Provided text
╭──
The FCC had argued that the auction was structured so that the marketplace would decide what the value of the spectrum was and in whose hands it should fall. More broadcasters would have been willing to exit at a higher price, but the forward auction bidders weren’t willing to pay it, though the FCC argued their initial prices to TV stations to give up spectrum were high to get them in the tent in the first place.
In his opening speech to the convention, Smith said, “TV stations turned down $38 billion during the recent spectrum incentive auction, choosing to keep their channels, compared to speculators and wireless companies that paid $19 billion for a portion of the TV band.”
Interestingly, among those speculators was NAB member NBC, whose parent, Comcast, both sold spectrum in the auction — in three major markets, including New York — and paid $1.7 billion for spectrum in the forward auction as well.
╰──
Required actions
[1] In the passage on the spectrum auction, how much did Smith say speculators and wireless companies paid for a portion of the TV band?
[2] Extend the passage on the spectrum auction, picking up after its final sentence.
The lines that come after this text have nothing to do with it.

Extracted material
╭──
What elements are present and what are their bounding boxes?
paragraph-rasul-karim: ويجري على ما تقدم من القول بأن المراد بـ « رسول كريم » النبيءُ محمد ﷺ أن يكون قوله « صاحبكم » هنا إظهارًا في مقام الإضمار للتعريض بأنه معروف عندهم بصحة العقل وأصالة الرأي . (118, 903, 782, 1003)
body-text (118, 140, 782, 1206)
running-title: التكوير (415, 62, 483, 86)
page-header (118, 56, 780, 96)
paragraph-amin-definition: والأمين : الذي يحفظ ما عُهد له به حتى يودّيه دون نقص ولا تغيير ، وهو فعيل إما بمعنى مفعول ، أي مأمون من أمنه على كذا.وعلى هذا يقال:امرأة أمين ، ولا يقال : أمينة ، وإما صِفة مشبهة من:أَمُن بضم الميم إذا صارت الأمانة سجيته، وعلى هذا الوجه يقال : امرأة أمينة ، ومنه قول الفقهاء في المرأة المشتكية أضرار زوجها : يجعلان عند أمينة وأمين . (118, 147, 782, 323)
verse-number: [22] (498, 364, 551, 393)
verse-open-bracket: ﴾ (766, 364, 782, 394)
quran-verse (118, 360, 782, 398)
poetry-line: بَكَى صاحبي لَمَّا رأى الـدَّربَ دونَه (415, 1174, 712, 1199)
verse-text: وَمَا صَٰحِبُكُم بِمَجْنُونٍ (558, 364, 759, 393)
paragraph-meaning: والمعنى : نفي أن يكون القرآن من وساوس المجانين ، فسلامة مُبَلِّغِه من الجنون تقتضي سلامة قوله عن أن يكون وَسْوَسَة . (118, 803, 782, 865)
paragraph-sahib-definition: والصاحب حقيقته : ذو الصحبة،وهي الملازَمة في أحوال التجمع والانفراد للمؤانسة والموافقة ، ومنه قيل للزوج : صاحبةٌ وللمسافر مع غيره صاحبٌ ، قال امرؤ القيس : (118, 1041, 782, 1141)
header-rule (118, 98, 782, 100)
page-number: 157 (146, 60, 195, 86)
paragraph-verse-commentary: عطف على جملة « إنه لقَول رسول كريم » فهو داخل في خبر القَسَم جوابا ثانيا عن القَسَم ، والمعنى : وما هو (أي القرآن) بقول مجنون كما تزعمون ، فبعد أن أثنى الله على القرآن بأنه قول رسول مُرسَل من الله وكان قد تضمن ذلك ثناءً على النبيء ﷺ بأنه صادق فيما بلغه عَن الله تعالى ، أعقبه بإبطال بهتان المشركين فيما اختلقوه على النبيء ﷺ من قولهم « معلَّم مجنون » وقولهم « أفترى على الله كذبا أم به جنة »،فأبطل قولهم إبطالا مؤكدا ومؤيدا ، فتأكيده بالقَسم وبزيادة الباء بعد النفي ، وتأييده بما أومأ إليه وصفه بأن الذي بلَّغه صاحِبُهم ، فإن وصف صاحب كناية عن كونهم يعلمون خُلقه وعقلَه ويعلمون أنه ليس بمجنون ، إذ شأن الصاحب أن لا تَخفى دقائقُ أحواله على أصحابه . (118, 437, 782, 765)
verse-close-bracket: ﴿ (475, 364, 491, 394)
╰──
Responses in order
[1] $19 billion

[2]
The FCC released figures on how much broadcasters were paid for their spectrum — $10 billion and change — and the individual price each station received, but did not include a figure on what broadcasters didn’t spend.
Asked how the NAB had arrived at the $38 billion figure, an NAB source on background said that it had taken markets where stations had been bought and multiplied the price of the winning bid by the number of stations that elected to keep their spectrum. For example, the lowest winning bid in the D.C. market was $124.8 million, times the 15 stations in D.C. that didn’t participate or accept that price, and that is $1.87 billion in D.C. alone.
The source suggested that $38 billion was a conservative figure since it did not include the value of stations in markets where the FCC did not bid to buy stations such as Atlanta, for example.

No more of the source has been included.